# WHAT IS BEING ASKED:
Identify all lines in the data containing the string "attendance". Copy them out.

Collected data entries:
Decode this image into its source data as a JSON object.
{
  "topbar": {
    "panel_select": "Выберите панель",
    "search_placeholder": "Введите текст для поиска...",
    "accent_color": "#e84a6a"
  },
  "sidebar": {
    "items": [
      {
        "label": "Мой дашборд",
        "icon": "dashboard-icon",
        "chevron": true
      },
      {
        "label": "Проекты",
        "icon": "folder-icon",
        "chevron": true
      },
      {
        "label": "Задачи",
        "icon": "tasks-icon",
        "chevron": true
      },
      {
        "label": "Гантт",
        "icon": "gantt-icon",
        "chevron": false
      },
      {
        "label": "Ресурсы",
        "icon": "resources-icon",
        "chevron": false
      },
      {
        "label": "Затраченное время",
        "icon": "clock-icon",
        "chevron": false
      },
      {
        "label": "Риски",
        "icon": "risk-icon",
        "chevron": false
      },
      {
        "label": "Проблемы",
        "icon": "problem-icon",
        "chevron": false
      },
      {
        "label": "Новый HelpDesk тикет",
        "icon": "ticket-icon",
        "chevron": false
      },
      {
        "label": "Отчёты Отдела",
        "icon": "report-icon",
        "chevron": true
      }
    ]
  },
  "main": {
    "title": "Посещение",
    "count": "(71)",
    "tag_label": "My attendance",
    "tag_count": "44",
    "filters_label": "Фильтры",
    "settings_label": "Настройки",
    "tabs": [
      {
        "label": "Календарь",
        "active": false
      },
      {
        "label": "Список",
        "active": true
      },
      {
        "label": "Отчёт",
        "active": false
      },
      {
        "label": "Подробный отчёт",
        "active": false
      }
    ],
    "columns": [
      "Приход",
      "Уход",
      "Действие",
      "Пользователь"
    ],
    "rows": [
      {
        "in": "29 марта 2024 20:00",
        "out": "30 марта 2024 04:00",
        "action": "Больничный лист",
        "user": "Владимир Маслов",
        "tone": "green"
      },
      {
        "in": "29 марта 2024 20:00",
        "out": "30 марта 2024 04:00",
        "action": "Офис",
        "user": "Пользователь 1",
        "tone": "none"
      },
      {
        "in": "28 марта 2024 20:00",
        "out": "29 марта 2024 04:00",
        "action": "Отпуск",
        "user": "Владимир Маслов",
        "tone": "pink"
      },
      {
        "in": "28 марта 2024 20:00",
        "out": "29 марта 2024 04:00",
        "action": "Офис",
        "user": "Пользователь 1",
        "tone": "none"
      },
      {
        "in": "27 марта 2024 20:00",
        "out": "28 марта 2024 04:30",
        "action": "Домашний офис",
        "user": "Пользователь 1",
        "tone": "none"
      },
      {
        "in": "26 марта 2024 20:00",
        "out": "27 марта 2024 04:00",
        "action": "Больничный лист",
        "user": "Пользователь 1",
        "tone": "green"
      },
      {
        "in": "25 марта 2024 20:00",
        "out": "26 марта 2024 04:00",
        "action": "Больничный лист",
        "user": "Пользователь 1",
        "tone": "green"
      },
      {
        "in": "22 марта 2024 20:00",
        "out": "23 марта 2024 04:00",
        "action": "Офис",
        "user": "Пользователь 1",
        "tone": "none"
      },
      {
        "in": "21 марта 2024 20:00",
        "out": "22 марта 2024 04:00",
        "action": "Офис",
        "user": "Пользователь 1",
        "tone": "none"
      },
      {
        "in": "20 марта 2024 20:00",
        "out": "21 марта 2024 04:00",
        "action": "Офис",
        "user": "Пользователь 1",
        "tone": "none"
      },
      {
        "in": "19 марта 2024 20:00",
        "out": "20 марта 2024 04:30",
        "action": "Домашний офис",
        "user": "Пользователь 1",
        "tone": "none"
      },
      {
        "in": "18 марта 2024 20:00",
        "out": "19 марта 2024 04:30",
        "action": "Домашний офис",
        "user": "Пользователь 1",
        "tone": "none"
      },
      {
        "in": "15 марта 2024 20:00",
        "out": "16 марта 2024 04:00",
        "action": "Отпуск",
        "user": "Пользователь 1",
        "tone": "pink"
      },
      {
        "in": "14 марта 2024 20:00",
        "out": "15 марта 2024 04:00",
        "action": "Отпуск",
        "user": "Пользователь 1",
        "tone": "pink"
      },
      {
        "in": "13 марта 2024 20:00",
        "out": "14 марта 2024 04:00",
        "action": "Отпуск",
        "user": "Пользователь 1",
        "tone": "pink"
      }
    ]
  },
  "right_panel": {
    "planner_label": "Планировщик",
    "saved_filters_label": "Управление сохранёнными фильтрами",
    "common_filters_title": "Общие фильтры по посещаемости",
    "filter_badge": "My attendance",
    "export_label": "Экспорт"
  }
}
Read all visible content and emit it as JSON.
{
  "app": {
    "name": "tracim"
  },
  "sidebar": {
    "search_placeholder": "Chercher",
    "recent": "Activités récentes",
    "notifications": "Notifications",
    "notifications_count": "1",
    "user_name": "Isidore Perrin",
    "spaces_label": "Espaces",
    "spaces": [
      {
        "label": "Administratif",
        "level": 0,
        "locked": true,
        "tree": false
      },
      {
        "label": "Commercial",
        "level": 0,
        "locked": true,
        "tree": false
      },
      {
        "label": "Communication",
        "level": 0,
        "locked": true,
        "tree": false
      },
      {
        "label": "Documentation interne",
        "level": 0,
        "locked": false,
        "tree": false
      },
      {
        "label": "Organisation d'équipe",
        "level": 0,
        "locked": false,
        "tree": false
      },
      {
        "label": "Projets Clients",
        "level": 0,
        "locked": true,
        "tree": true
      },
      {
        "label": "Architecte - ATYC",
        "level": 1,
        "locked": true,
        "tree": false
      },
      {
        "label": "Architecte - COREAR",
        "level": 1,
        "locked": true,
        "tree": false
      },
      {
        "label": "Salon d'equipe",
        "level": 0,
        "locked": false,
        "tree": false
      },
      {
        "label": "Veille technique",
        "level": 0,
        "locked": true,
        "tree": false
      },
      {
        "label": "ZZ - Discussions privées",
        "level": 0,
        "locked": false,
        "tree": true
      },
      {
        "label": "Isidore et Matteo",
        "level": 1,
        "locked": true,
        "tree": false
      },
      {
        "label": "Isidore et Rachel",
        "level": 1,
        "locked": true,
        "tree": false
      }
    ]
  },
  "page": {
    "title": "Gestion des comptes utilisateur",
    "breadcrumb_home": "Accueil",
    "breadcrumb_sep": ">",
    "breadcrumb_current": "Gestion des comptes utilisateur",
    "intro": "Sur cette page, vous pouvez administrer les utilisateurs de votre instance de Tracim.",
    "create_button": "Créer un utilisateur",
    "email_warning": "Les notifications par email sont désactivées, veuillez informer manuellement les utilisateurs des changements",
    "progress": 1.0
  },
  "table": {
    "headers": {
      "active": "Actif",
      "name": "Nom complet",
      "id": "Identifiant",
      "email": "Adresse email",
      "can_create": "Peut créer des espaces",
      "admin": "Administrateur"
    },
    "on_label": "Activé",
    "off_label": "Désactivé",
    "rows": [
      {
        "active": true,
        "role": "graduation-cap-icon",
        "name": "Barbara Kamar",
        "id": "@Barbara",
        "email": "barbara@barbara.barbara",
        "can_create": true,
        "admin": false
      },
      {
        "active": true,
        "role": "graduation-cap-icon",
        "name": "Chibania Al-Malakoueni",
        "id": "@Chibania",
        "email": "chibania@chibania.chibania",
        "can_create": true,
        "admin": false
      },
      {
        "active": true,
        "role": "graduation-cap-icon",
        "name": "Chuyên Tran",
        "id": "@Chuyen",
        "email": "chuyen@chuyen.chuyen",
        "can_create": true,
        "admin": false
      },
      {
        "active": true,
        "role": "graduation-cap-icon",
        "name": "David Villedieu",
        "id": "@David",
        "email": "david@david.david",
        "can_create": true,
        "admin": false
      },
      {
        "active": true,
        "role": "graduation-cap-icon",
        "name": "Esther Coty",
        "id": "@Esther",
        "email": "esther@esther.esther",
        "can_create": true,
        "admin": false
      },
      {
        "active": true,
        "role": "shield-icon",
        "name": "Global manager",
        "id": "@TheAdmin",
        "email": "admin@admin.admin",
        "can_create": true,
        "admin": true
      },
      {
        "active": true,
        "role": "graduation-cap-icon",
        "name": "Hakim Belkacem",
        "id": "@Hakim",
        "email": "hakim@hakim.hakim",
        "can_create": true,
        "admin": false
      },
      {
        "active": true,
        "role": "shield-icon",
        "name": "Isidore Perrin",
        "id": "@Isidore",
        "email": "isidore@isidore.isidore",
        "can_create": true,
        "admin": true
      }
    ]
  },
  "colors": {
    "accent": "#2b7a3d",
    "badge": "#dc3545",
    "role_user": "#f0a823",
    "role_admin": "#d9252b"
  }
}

# RESPONSE FOR THIS EXERCISE:
    "tag_label": "My attendance",
    "filter_badge": "My attendance",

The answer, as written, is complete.